[Exercise objective] Tally every line of the listing where the string "children" is found, and state the total alone.

BEGIN Record excerpts

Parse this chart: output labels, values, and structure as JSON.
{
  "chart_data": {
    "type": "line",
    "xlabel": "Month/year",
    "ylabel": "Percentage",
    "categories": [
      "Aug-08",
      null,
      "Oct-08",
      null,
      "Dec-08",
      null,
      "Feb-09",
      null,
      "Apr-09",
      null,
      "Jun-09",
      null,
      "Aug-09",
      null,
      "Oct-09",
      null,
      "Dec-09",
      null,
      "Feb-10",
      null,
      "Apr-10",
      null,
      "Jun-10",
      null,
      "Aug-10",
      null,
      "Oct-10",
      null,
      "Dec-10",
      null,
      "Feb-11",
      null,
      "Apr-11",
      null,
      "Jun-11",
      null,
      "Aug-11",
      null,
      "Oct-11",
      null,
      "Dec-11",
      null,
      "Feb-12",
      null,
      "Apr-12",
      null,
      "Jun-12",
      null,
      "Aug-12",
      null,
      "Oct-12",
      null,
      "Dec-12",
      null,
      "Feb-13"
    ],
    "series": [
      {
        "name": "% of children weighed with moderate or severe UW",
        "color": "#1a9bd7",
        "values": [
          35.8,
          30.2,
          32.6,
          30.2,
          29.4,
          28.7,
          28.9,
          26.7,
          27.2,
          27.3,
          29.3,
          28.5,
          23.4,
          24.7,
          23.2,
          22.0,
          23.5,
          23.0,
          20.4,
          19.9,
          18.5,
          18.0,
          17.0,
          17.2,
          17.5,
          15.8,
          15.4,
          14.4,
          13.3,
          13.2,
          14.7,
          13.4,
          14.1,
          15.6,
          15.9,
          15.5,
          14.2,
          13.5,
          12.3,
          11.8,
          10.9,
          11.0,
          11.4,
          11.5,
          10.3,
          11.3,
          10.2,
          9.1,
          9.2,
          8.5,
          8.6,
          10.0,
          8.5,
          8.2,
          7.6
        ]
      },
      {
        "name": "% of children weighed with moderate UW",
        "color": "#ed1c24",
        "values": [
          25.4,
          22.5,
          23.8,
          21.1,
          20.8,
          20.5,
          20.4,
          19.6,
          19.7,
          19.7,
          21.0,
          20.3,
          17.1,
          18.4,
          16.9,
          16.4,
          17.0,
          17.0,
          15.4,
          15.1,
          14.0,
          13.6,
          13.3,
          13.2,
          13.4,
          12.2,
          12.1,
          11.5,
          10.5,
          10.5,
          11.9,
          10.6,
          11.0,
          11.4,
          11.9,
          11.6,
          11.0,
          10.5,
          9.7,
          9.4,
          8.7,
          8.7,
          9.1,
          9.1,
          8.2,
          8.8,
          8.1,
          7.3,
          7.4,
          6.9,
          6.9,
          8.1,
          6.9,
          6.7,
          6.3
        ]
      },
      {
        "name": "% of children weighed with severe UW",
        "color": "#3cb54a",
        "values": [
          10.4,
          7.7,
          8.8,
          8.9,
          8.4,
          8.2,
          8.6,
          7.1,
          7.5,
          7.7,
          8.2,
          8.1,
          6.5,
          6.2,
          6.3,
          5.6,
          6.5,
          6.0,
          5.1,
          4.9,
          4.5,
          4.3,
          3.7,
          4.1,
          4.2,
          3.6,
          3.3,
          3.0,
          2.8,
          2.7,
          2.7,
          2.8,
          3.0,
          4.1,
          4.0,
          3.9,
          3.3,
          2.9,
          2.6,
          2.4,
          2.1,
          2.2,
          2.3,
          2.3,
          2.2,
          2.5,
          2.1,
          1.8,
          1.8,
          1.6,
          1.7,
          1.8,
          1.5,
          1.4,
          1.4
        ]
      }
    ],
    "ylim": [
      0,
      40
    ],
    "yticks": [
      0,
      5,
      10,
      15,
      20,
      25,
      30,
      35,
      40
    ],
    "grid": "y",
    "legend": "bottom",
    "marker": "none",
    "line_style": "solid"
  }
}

END Record excerpts

[Response below] 3